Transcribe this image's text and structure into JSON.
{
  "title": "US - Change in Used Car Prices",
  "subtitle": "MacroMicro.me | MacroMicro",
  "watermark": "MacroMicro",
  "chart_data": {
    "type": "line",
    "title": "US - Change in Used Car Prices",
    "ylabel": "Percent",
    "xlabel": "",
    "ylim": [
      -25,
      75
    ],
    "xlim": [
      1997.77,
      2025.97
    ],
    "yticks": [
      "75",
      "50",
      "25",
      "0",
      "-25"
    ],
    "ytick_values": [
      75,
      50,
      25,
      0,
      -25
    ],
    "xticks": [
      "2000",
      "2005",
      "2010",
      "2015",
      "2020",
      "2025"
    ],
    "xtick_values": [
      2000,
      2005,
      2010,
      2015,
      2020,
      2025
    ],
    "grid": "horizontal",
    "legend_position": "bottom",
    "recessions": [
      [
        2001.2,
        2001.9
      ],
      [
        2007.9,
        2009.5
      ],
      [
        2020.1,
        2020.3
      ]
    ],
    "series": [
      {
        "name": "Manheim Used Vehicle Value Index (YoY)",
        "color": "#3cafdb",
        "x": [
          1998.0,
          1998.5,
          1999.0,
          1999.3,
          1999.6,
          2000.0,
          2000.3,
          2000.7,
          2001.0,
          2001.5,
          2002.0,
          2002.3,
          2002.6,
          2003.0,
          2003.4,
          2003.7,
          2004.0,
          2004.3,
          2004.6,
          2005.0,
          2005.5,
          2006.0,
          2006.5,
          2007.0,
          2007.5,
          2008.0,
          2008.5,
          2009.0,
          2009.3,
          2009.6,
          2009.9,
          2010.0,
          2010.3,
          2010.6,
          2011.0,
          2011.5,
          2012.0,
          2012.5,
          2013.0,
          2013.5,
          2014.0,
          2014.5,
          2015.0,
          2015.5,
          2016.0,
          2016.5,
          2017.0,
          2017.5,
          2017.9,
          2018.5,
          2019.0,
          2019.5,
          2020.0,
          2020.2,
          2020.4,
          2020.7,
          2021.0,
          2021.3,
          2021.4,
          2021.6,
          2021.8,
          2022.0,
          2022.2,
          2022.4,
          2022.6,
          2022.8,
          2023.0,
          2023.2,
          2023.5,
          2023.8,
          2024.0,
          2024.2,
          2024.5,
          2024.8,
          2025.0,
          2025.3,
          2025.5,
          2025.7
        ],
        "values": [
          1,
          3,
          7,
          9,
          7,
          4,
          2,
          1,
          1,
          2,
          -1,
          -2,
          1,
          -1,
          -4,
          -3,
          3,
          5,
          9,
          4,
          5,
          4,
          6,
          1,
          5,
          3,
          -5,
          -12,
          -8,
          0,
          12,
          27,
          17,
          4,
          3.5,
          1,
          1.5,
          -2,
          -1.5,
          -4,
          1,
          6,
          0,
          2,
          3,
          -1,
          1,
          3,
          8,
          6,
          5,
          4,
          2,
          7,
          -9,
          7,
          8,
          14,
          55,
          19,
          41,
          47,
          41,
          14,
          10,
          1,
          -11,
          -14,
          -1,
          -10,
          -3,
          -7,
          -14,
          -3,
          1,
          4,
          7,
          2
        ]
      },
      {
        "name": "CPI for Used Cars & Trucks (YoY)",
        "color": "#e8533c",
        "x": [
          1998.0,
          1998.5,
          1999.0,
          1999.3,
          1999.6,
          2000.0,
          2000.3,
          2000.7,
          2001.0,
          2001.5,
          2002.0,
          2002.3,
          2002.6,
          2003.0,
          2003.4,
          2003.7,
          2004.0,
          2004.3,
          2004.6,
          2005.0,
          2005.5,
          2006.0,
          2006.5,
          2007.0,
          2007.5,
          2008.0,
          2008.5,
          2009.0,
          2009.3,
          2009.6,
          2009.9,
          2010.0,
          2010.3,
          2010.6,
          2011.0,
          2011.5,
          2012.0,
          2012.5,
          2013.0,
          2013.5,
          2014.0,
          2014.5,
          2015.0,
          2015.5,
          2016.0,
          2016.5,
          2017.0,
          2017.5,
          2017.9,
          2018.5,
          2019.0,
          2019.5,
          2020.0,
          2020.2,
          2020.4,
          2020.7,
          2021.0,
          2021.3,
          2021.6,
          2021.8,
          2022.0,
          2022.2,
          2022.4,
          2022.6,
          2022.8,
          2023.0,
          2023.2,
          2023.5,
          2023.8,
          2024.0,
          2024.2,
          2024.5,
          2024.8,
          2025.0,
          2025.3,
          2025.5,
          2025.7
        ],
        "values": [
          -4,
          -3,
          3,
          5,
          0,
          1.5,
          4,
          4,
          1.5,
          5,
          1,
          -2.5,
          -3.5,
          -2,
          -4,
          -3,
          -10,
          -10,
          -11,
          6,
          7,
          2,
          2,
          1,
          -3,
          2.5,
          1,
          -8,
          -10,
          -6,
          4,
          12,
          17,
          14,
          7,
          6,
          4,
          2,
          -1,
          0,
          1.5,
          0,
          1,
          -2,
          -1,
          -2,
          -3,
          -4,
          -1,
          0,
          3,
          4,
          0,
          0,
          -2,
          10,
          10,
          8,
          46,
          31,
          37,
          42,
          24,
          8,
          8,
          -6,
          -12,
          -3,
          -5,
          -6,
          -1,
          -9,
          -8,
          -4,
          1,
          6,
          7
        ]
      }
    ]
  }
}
=======
Exercise task:
Locate all lines in the listing above with the word "Used". Copy them.

Finished exercise:
  "title": "US - Change in Used Car Prices",
    "title": "US - Change in Used Car Prices",
        "name": "Manheim Used Vehicle Value Index (YoY)",
        "name": "CPI for Used Cars & Trucks (YoY)",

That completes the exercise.